* [Task goal] Emit only the lines from the line containing "What does this" through the last line of the entries, unchanged.

* [Material provided]
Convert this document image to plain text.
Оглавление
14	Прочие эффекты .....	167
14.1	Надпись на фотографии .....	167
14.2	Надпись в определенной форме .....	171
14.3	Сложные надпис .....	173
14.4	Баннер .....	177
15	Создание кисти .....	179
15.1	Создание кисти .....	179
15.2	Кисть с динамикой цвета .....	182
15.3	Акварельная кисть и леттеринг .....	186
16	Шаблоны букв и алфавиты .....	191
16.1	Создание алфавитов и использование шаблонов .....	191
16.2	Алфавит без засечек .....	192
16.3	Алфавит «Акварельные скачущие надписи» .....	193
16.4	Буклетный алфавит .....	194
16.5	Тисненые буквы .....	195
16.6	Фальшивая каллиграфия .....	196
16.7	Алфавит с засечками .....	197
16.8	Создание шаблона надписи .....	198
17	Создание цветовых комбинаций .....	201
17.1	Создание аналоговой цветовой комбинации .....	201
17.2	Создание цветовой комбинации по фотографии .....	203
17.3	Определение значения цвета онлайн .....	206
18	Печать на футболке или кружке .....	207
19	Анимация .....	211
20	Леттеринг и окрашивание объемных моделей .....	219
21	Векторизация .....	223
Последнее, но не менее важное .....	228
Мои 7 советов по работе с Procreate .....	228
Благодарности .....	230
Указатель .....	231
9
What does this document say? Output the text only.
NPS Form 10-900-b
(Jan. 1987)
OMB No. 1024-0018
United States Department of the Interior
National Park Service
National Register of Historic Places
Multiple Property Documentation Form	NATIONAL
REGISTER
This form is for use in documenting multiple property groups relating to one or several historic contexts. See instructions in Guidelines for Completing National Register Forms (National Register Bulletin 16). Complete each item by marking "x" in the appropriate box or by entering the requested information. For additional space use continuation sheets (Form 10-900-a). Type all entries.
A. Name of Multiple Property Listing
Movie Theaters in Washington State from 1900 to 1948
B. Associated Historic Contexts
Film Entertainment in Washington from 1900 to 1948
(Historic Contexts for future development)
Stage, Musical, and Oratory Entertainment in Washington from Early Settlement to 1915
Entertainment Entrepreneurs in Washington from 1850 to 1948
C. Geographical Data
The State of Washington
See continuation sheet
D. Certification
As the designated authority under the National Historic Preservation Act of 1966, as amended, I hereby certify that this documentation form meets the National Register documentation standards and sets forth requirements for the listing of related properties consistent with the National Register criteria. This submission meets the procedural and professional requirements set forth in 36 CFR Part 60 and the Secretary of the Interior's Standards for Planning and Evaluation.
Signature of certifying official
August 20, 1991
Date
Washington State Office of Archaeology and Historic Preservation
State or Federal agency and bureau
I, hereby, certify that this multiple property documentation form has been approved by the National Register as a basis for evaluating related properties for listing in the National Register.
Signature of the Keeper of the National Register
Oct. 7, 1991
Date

* [The completed task]
What does this document say? Output the text only.
NPS Form 10-900-b
(Jan. 1987)
OMB No. 1024-0018
United States Department of the Interior
National Park Service
National Register of Historic Places
Multiple Property Documentation Form	NATIONAL
REGISTER
This form is for use in documenting multiple property groups relating to one or several historic contexts. See instructions in Guidelines for Completing National Register Forms (National Register Bulletin 16). Complete each item by marking "x" in the appropriate box or by entering the requested information. For additional space use continuation sheets (Form 10-900-a). Type all entries.
A. Name of Multiple Property Listing
Movie Theaters in Washington State from 1900 to 1948
B. Associated Historic Contexts
Film Entertainment in Washington from 1900 to 1948
(Historic Contexts for future development)
Stage, Musical, and Oratory Entertainment in Washington from Early Settlement to 1915
Entertainment Entrepreneurs in Washington from 1850 to 1948
C. Geographical Data
The State of Washington
See continuation sheet
D. Certification
As the designated authority under the National Historic Preservation Act of 1966, as amended, I hereby certify that this documentation form meets the National Register documentation standards and sets forth requirements for the listing of related properties consistent with the National Register criteria. This submission meets the procedural and professional requirements set forth in 36 CFR Part 60 and the Secretary of the Interior's Standards for Planning and Evaluation.
Signature of certifying official
August 20, 1991
Date
Washington State Office of Archaeology and Historic Preservation
State or Federal agency and bureau
I, hereby, certify that this multiple property documentation form has been approved by the National Register as a basis for evaluating related properties for listing in the National Register.
Signature of the Keeper of the National Register
Oct. 7, 1991
Date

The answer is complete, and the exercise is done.